» PROMPT
Locate the line that contains "Transcribe the text in this document.". Reproduce it and all following lines up to the end of the material, exactly and with nothing added.
[Start of DATA FOR PROCESSING]
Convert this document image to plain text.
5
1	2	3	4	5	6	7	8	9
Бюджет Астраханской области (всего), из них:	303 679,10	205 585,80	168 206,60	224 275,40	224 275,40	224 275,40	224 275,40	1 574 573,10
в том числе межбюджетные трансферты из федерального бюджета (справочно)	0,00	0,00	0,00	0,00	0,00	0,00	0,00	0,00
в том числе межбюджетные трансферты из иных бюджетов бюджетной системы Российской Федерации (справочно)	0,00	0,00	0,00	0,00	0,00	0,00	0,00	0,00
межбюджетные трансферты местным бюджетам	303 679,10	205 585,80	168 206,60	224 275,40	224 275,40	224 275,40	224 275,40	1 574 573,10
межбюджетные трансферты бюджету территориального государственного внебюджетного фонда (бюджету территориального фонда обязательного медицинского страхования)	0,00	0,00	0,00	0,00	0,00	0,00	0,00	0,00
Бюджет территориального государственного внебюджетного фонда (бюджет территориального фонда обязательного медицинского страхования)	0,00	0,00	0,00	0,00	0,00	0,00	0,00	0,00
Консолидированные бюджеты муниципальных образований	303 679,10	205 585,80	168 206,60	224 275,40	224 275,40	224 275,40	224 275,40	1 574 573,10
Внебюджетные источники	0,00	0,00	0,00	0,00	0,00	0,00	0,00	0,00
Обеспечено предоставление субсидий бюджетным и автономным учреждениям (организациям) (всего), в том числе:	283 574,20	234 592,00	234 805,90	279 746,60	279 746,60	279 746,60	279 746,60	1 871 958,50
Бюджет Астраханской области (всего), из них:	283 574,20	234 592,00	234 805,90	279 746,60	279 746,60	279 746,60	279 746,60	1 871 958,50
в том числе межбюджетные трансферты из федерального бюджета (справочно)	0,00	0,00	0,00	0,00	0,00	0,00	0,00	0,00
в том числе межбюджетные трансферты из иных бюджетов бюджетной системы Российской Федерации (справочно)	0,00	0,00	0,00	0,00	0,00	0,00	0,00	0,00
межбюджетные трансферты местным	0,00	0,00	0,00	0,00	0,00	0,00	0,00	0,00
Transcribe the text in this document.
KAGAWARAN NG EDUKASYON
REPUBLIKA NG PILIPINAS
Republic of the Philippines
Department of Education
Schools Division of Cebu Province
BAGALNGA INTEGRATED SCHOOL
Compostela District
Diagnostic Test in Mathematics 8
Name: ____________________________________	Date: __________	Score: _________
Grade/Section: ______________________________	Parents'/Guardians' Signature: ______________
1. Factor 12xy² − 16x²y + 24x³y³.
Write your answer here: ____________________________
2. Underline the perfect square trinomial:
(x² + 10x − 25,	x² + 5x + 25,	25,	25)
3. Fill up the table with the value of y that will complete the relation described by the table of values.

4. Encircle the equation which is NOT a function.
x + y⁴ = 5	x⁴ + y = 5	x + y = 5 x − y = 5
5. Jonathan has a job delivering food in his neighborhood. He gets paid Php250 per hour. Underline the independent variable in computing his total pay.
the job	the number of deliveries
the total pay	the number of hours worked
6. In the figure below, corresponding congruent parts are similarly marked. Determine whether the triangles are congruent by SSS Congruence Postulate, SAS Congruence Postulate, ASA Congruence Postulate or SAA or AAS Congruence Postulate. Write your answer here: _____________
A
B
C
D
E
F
[End of DATA FOR PROCESSING]
» THE RESPONSE
Transcribe the text in this document.
KAGAWARAN NG EDUKASYON
REPUBLIKA NG PILIPINAS
Republic of the Philippines
Department of Education
Schools Division of Cebu Province
BAGALNGA INTEGRATED SCHOOL
Compostela District
Diagnostic Test in Mathematics 8
Name: ____________________________________	Date: __________	Score: _________
Grade/Section: ______________________________	Parents'/Guardians' Signature: ______________
1. Factor 12xy² − 16x²y + 24x³y³.
Write your answer here: ____________________________
2. Underline the perfect square trinomial:
(x² + 10x − 25,	x² + 5x + 25,	25,	25)
3. Fill up the table with the value of y that will complete the relation described by the table of values.

4. Encircle the equation which is NOT a function.
x + y⁴ = 5	x⁴ + y = 5	x + y = 5 x − y = 5
5. Jonathan has a job delivering food in his neighborhood. He gets paid Php250 per hour. Underline the independent variable in computing his total pay.
the job	the number of deliveries
the total pay	the number of hours worked
6. In the figure below, corresponding congruent parts are similarly marked. Determine whether the triangles are congruent by SSS Congruence Postulate, SAS Congruence Postulate, ASA Congruence Postulate or SAA or AAS Congruence Postulate. Write your answer here: _____________
A
B
C
D
E
F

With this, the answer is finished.